● **WHAT YOU ARE ASKED TO DO**
Where the data below has the string "JSON", return the whole line.
>> start
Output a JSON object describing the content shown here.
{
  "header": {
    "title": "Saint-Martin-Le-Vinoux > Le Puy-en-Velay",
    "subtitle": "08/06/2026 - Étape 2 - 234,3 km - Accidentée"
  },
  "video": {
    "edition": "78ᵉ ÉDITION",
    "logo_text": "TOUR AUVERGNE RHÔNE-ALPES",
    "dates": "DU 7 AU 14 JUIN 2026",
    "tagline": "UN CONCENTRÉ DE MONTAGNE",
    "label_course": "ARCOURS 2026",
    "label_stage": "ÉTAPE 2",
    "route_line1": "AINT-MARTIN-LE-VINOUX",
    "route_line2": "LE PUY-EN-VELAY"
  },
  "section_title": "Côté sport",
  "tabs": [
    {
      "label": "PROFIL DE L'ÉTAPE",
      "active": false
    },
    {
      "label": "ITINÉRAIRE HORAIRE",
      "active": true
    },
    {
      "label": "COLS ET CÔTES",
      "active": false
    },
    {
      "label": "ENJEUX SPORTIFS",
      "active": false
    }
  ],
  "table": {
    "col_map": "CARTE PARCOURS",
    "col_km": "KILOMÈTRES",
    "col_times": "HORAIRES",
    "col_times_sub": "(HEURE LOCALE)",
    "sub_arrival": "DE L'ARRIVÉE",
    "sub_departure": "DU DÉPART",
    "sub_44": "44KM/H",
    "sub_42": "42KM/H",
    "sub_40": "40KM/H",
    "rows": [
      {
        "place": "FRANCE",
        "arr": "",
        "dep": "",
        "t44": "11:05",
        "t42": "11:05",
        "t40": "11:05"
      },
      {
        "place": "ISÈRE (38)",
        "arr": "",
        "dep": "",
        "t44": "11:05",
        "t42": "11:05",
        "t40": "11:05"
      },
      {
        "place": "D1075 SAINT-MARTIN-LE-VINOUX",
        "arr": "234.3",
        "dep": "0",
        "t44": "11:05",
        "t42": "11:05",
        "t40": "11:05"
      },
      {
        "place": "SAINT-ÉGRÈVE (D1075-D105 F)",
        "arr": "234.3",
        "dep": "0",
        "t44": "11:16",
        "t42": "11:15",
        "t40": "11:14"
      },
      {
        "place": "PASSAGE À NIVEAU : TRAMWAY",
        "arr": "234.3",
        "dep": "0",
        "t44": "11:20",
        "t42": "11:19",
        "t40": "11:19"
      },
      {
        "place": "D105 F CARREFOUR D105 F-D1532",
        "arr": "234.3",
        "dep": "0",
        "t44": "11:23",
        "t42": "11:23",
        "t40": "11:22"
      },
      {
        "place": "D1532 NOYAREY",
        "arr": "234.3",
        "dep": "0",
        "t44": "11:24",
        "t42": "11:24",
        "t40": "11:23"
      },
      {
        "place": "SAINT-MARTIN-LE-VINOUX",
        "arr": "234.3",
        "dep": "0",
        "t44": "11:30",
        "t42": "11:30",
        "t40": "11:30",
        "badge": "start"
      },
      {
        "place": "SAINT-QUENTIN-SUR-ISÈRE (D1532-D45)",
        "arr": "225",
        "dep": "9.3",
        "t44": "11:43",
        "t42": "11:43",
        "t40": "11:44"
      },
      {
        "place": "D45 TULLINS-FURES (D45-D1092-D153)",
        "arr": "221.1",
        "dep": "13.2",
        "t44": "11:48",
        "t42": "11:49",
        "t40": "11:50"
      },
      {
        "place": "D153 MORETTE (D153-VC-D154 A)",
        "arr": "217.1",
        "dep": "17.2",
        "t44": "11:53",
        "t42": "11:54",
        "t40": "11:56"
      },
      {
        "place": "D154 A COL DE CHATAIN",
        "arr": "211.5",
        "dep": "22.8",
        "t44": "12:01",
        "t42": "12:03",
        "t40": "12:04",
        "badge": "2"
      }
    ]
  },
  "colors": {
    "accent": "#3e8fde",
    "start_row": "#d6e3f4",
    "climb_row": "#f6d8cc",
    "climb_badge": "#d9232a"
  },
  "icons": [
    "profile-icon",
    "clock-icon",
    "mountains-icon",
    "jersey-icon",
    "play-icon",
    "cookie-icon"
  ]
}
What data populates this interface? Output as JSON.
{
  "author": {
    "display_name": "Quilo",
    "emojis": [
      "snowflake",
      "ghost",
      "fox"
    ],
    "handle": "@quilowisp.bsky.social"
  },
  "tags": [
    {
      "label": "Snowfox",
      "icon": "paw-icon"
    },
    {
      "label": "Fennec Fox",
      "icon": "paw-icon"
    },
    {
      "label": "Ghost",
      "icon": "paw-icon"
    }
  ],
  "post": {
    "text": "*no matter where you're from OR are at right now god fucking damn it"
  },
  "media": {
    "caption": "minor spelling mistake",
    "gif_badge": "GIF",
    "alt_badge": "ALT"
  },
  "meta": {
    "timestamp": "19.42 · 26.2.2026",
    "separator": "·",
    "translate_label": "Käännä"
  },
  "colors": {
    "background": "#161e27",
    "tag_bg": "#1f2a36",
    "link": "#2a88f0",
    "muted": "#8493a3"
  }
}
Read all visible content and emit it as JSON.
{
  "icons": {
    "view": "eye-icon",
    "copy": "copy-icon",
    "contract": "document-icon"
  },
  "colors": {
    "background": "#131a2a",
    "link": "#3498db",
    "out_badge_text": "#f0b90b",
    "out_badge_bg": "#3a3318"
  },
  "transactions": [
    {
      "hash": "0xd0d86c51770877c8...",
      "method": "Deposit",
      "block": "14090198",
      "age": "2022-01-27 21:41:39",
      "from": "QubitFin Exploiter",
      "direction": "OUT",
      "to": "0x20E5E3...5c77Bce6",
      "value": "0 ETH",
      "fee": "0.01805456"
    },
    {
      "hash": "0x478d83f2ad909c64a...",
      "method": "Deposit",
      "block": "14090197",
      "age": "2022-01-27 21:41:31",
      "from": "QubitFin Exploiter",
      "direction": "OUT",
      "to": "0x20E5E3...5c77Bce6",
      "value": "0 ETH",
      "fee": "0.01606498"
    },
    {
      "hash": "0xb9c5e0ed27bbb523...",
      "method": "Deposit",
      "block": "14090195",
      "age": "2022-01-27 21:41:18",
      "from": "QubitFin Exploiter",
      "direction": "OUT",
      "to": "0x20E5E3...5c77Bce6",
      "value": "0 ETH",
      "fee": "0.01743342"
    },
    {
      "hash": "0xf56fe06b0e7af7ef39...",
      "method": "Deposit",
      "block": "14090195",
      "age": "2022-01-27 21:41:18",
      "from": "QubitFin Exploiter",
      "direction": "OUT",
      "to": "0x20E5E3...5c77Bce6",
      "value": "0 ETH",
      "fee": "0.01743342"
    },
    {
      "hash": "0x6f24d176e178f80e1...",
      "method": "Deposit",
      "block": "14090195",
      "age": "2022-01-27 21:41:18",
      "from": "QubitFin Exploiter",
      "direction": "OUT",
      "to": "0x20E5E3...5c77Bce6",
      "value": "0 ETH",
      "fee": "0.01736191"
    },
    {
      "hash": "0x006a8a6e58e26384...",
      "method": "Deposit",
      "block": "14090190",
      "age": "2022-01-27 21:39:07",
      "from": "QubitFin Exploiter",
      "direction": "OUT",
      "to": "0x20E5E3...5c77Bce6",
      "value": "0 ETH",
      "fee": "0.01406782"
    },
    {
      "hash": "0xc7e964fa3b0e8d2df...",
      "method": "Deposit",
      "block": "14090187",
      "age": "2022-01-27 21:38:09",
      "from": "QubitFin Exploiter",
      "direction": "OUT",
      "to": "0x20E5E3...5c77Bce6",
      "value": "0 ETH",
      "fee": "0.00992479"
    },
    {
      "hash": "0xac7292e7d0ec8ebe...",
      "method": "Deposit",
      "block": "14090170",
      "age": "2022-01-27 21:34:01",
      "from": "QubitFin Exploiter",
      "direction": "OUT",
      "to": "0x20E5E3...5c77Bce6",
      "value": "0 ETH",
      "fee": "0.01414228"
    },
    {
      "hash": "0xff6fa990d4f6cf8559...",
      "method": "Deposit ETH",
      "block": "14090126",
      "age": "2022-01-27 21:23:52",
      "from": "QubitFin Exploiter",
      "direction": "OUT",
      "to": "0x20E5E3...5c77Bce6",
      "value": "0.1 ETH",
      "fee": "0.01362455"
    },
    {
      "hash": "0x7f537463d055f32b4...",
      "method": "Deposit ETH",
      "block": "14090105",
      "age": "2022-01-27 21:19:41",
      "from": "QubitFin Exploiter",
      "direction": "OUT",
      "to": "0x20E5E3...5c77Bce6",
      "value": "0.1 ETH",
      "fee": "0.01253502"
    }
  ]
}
>> end
● **EXERCISE RESPONSE**
Output a JSON object describing the content shown here.
What data populates this interface? Output as JSON.
Read all visible content and emit it as JSON.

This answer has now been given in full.